### Exercise goal
Repeat the lines below exactly as they appear, but leave out the images.
----
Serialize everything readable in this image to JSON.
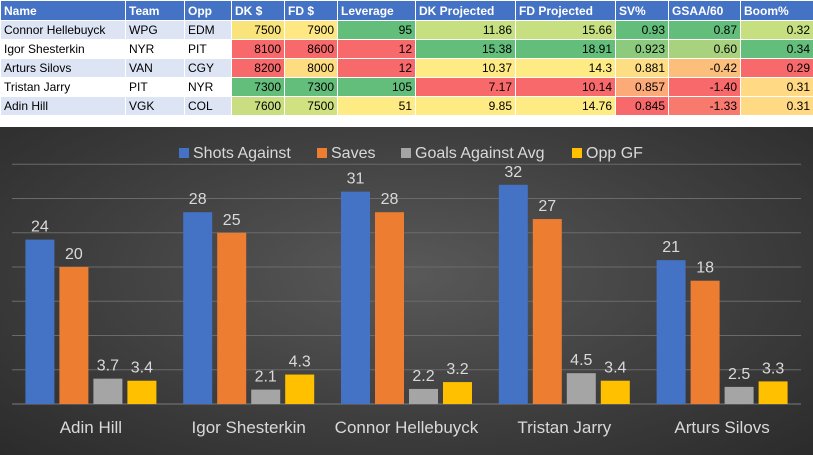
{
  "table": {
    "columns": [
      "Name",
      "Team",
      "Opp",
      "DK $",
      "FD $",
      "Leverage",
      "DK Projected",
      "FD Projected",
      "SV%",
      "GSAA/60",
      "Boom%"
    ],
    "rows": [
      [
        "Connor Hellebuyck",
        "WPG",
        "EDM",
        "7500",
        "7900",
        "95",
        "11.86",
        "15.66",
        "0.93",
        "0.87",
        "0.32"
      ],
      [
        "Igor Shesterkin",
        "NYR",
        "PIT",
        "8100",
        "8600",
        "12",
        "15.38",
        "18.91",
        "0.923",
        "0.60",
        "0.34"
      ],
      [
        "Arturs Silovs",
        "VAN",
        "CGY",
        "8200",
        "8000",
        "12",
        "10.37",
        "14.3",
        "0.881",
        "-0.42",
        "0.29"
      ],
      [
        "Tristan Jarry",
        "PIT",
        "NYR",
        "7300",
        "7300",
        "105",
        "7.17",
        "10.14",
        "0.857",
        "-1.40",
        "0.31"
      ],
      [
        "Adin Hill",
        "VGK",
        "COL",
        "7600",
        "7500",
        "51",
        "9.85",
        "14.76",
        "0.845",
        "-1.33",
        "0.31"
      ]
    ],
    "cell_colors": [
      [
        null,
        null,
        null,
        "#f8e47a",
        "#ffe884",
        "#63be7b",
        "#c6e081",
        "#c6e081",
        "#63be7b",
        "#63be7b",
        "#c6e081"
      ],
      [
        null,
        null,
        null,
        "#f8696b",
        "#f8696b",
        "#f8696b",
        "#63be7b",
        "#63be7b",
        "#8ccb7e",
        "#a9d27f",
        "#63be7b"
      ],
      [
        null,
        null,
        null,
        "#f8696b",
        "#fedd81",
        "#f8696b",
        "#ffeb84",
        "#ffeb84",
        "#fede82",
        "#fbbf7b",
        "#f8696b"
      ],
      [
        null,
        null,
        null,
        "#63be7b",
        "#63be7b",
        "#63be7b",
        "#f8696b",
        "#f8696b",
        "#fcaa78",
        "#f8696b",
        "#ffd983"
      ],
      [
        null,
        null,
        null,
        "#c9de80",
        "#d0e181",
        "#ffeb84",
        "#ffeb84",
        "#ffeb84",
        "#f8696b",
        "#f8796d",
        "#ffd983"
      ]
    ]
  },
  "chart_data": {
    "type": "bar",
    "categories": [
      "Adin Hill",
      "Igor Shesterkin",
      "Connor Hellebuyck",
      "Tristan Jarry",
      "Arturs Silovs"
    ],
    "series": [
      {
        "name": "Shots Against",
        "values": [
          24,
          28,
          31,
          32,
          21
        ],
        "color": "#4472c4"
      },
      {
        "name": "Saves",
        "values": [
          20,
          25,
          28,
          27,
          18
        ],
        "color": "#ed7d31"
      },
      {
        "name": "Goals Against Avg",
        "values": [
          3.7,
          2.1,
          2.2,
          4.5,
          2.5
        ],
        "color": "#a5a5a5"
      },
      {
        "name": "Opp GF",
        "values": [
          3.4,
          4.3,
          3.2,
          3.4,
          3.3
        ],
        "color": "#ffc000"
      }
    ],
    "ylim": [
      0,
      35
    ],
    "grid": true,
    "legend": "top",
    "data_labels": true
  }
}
----
### Answer to this task
Serialize everything readable in this image to JSON.
{
  "table": {
    "columns": [
      "Name",
      "Team",
      "Opp",
      "DK $",
      "FD $",
      "Leverage",
      "DK Projected",
      "FD Projected",
      "SV%",
      "GSAA/60",
      "Boom%"
    ],
    "rows": [
      [
        "Connor Hellebuyck",
        "WPG",
        "EDM",
        "7500",
        "7900",
        "95",
        "11.86",
        "15.66",
        "0.93",
        "0.87",
        "0.32"
      ],
      [
        "Igor Shesterkin",
        "NYR",
        "PIT",
        "8100",
        "8600",
        "12",
        "15.38",
        "18.91",
        "0.923",
        "0.60",
        "0.34"
      ],
      [
        "Arturs Silovs",
        "VAN",
        "CGY",
        "8200",
        "8000",
        "12",
        "10.37",
        "14.3",
        "0.881",
        "-0.42",
        "0.29"
      ],
      [
        "Tristan Jarry",
        "PIT",
        "NYR",
        "7300",
        "7300",
        "105",
        "7.17",
        "10.14",
        "0.857",
        "-1.40",
        "0.31"
      ],
      [
        "Adin Hill",
        "VGK",
        "COL",
        "7600",
        "7500",
        "51",
        "9.85",
        "14.76",
        "0.845",
        "-1.33",
        "0.31"
      ]
    ],
    "cell_colors": [
      [
        null,
        null,
        null,
        "#f8e47a",
        "#ffe884",
        "#63be7b",
        "#c6e081",
        "#c6e081",
        "#63be7b",
        "#63be7b",
        "#c6e081"
      ],
      [
        null,
        null,
        null,
        "#f8696b",
        "#f8696b",
        "#f8696b",
        "#63be7b",
        "#63be7b",
        "#8ccb7e",
        "#a9d27f",
        "#63be7b"
      ],
      [
        null,
        null,
        null,
        "#f8696b",
        "#fedd81",
        "#f8696b",
        "#ffeb84",
        "#ffeb84",
        "#fede82",
        "#fbbf7b",
        "#f8696b"
      ],
      [
        null,
        null,
        null,
        "#63be7b",
        "#63be7b",
        "#63be7b",
        "#f8696b",
        "#f8696b",
        "#fcaa78",
        "#f8696b",
        "#ffd983"
      ],
      [
        null,
        null,
        null,
        "#c9de80",
        "#d0e181",
        "#ffeb84",
        "#ffeb84",
        "#ffeb84",
        "#f8696b",
        "#f8796d",
        "#ffd983"
      ]
    ]
  },
  "chart_data": {
    "type": "bar",
    "categories": [
      "Adin Hill",
      "Igor Shesterkin",
      "Connor Hellebuyck",
      "Tristan Jarry",
      "Arturs Silovs"
    ],
    "series": [
      {
        "name": "Shots Against",
        "values": [
          24,
          28,
          31,
          32,
          21
        ],
        "color": "#4472c4"
      },
      {
        "name": "Saves",
        "values": [
          20,
          25,
          28,
          27,
          18
        ],
        "color": "#ed7d31"
      },
      {
        "name": "Goals Against Avg",
        "values": [
          3.7,
          2.1,
          2.2,
          4.5,
          2.5
        ],
        "color": "#a5a5a5"
      },
      {
        "name": "Opp GF",
        "values": [
          3.4,
          4.3,
          3.2,
          3.4,
          3.3
        ],
        "color": "#ffc000"
      }
    ],
    "ylim": [
      0,
      35
    ],
    "grid": true,
    "legend": "top",
    "data_labels": true
  }
}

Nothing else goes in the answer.